-- begin --
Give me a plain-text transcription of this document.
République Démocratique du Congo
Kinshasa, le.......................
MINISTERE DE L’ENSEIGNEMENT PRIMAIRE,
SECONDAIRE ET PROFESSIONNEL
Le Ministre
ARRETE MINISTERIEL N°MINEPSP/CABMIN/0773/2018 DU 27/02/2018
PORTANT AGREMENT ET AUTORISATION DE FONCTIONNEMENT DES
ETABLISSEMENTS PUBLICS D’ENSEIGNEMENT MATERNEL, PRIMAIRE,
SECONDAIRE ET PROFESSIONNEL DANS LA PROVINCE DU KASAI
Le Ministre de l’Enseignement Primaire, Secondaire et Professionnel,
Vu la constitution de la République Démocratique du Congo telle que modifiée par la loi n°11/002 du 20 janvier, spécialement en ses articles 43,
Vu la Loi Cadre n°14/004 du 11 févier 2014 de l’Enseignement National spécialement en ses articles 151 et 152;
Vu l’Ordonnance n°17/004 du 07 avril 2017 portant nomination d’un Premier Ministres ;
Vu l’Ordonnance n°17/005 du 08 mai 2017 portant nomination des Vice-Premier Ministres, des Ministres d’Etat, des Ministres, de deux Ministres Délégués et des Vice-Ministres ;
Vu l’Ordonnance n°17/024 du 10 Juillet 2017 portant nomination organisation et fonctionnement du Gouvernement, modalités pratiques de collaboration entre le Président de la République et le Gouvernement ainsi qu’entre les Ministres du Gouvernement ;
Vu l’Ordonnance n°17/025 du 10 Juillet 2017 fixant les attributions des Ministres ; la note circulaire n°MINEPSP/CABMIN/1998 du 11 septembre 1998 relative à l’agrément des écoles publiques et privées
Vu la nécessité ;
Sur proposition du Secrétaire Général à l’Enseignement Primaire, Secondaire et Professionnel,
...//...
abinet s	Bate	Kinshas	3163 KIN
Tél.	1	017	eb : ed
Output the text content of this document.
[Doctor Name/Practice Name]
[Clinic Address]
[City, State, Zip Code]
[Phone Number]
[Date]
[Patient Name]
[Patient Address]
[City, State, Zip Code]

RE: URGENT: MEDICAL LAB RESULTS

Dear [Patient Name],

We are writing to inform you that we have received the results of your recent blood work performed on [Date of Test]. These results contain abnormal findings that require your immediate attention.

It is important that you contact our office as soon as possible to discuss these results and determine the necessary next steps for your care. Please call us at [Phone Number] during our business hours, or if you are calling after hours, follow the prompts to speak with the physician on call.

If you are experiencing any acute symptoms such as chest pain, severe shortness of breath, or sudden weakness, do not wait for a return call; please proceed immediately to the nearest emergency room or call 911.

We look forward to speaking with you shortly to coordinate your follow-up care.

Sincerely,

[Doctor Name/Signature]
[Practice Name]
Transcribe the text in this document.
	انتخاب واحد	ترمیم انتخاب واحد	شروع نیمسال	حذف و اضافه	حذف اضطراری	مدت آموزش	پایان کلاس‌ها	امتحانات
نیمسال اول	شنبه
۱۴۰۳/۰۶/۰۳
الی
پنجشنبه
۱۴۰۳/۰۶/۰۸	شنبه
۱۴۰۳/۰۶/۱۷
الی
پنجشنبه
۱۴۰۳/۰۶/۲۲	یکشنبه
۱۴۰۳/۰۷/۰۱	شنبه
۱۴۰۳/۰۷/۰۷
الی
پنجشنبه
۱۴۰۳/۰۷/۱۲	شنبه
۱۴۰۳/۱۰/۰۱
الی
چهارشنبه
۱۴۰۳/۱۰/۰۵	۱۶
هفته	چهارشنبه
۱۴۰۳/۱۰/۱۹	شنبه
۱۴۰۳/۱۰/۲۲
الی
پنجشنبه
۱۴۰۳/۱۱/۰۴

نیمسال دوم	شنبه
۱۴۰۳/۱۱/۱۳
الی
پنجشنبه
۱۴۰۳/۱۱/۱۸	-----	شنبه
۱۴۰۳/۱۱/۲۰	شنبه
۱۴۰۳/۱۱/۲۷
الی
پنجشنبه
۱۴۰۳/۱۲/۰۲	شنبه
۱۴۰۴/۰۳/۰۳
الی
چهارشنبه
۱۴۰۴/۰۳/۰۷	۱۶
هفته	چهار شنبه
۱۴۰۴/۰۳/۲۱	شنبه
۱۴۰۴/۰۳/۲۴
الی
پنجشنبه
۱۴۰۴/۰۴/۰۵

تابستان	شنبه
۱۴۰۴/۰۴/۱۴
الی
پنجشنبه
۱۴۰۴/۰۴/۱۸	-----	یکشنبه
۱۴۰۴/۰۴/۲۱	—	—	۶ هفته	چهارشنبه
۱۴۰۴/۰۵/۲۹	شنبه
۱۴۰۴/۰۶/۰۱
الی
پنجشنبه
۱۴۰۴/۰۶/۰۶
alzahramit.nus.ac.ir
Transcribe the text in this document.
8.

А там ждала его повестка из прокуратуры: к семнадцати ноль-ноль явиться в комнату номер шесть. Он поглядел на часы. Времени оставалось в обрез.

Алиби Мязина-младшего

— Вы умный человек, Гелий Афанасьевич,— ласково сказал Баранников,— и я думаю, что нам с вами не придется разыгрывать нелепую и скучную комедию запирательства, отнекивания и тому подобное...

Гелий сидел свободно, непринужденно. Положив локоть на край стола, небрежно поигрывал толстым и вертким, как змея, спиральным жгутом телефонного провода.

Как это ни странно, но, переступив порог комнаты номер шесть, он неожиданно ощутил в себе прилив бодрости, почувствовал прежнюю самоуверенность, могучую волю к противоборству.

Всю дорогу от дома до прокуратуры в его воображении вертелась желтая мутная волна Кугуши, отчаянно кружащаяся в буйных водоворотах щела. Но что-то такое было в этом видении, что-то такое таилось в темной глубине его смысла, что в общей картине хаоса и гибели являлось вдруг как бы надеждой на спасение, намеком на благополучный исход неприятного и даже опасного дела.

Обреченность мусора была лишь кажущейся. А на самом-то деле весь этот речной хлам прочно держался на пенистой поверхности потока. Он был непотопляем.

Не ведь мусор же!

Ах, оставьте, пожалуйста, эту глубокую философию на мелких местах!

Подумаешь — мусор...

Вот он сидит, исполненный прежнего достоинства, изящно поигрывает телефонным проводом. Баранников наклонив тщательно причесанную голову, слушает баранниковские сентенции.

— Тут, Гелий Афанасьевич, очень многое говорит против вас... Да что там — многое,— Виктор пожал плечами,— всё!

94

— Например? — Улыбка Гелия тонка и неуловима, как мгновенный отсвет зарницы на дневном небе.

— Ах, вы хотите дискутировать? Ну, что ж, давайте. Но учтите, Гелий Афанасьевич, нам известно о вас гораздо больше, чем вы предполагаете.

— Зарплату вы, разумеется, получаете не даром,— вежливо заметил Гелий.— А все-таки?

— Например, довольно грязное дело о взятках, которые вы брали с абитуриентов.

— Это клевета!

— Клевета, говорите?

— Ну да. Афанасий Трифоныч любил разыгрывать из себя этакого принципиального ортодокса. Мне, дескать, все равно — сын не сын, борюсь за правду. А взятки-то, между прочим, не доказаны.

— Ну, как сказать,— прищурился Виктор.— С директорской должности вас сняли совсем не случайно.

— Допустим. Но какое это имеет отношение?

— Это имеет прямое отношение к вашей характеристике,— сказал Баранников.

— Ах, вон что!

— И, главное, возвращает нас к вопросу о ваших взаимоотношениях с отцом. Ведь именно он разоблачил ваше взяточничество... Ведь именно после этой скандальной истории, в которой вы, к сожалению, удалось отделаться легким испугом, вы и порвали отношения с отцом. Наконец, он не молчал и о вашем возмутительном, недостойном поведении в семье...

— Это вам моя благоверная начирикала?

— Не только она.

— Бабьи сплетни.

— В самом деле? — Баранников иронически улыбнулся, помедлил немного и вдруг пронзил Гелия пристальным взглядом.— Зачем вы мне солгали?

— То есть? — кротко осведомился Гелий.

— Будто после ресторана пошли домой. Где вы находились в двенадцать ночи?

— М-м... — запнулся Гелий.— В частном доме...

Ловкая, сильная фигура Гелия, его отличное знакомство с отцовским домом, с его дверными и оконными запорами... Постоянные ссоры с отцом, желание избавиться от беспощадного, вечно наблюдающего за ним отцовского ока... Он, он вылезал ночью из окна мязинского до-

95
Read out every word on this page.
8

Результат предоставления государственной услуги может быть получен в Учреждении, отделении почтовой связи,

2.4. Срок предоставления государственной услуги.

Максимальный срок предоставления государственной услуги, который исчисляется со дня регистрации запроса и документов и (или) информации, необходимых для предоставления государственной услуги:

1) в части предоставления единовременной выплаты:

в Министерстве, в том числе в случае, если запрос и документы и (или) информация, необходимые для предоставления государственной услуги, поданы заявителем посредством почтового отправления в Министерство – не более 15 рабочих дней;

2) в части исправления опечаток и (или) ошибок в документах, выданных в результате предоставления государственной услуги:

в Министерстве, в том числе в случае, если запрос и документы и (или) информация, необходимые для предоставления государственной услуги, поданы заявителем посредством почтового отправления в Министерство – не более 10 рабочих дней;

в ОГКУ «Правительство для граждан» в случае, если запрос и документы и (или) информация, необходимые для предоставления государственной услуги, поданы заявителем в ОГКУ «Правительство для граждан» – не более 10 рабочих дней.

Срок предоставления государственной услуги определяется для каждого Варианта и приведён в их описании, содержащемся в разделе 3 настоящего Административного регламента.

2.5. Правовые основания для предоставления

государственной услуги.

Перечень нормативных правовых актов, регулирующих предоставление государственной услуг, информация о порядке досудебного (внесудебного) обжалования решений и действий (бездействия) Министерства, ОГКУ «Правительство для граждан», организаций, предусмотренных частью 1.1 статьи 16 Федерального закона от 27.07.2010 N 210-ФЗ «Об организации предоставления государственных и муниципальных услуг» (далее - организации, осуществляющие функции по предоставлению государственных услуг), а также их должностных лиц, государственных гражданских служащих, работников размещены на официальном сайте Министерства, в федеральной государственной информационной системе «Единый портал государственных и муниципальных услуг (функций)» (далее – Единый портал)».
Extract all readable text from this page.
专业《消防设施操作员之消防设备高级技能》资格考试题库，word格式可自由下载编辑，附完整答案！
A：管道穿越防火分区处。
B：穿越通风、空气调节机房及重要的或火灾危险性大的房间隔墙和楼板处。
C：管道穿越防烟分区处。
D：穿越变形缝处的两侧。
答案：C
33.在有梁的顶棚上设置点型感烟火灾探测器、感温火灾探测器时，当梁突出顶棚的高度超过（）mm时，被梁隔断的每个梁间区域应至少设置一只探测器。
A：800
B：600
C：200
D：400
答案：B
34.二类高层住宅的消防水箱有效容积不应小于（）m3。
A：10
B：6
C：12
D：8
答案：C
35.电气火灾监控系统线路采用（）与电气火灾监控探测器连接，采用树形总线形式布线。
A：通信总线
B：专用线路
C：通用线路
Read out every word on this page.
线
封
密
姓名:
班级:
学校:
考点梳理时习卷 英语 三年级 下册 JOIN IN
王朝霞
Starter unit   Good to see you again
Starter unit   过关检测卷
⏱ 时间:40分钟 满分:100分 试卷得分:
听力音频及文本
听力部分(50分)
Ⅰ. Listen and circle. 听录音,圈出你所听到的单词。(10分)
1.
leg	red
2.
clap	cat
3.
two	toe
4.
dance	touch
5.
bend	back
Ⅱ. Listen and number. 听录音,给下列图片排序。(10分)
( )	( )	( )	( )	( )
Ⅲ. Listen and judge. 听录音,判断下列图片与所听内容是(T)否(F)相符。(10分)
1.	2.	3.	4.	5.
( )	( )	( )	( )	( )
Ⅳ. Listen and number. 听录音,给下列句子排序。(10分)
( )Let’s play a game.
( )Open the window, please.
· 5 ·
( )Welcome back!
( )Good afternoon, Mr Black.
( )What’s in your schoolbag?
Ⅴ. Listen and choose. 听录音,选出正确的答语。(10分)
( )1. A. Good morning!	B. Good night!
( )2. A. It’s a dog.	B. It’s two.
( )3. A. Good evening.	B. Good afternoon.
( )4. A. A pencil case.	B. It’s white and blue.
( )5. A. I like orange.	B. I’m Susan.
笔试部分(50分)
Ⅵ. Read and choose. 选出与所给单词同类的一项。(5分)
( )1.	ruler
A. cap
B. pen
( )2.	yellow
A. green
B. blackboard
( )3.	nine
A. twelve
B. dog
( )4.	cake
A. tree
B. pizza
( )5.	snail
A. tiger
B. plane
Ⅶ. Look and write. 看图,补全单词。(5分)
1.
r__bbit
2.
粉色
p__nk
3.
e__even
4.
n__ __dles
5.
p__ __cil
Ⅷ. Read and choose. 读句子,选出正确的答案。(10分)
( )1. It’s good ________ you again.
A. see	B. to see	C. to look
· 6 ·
-- end --
### Stated goal:
Collect every line with the string "части" from the records, and copy each.

### Output for this task:
1) в части предоставления единовременной выплаты:
2) в части исправления опечаток и (или) ошибок в документах, выданных в результате предоставления государственной услуги:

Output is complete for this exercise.